(Aim of the task):
List all lines in the material below that contain "this".

(Figure record listings):
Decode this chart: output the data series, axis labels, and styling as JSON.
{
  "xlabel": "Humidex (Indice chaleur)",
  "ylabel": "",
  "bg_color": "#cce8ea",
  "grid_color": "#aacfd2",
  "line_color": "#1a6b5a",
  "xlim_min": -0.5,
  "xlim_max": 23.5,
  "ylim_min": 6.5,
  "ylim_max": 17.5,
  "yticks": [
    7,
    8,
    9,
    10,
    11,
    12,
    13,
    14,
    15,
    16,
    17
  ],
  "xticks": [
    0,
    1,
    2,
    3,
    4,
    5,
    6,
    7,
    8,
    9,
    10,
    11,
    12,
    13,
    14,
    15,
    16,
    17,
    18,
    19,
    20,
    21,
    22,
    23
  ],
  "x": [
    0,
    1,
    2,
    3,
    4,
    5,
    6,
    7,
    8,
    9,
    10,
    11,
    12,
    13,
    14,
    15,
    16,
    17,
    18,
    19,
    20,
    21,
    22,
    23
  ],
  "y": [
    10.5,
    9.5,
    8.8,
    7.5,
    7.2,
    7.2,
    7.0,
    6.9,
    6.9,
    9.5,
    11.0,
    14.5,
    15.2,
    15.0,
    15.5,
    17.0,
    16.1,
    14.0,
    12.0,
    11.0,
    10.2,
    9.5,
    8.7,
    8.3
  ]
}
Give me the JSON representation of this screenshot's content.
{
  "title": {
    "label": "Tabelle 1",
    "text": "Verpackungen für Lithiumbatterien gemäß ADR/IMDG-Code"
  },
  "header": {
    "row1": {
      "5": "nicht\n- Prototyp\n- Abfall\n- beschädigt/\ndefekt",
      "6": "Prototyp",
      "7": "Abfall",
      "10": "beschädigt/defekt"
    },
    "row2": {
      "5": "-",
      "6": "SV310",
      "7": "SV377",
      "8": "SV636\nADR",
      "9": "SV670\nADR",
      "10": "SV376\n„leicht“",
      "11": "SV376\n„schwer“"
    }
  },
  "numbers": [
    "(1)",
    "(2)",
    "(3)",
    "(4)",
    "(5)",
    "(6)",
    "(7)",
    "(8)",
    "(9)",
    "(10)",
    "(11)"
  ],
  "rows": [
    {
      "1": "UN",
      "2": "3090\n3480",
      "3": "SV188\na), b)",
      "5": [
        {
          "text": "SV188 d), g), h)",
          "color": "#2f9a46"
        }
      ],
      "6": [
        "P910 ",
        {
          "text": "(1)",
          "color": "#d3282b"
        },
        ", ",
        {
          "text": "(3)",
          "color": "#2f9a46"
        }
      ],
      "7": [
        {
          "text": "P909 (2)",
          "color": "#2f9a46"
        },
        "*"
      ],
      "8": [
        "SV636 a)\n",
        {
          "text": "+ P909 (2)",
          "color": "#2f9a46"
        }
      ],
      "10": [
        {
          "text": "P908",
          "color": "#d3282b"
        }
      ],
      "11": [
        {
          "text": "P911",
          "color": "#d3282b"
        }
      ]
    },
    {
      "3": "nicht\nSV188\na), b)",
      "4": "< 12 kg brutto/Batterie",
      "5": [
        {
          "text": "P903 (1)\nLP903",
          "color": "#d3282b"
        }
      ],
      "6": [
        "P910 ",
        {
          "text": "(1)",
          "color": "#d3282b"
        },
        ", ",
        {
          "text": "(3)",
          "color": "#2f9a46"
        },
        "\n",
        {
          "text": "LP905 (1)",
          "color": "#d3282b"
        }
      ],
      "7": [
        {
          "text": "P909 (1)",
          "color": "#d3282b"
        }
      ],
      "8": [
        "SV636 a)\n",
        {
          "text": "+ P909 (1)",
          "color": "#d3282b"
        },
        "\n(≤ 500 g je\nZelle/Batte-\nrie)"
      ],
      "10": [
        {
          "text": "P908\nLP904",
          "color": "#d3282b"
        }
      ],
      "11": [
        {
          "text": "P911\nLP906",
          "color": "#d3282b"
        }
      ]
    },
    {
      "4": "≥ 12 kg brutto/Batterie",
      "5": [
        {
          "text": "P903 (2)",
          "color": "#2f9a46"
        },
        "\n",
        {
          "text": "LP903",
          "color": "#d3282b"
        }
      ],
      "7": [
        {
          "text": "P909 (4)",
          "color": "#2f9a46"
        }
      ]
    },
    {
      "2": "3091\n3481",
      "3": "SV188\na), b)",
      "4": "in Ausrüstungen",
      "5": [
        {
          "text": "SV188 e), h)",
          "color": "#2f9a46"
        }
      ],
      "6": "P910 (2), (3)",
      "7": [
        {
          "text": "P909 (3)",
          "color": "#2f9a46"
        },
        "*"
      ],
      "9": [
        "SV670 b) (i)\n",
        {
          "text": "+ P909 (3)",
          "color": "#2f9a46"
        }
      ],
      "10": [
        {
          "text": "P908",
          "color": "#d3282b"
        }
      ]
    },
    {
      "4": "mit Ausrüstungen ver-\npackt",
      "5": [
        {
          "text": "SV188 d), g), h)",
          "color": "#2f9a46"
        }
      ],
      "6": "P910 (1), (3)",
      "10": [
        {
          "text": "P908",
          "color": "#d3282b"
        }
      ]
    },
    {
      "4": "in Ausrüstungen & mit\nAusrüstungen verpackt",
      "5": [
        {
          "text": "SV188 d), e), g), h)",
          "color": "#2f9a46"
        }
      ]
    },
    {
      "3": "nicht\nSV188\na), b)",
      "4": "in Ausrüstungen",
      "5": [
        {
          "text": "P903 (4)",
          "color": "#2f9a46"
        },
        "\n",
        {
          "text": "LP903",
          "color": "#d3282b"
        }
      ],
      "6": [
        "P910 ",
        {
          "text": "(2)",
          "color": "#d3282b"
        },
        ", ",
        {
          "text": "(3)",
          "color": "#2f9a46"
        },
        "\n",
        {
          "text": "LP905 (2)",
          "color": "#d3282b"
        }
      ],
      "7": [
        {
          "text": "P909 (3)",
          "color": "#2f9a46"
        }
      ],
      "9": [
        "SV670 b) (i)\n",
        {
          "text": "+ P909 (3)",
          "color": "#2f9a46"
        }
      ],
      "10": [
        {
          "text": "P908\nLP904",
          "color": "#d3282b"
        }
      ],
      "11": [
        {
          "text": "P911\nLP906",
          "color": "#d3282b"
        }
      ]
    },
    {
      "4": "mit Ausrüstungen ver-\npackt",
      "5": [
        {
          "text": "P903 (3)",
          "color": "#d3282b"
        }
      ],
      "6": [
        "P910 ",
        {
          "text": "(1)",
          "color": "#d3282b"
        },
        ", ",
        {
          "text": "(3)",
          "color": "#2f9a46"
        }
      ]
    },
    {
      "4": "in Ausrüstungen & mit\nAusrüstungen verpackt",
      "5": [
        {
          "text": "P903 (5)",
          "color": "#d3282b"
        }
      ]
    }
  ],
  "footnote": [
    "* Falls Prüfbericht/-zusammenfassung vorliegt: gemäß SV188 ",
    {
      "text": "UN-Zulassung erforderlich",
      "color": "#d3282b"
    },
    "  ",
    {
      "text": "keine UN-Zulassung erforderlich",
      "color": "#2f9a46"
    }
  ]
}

(Result):
Decode this chart: output the data series, axis labels, and styling as JSON.
Give me the JSON representation of this screenshot's content.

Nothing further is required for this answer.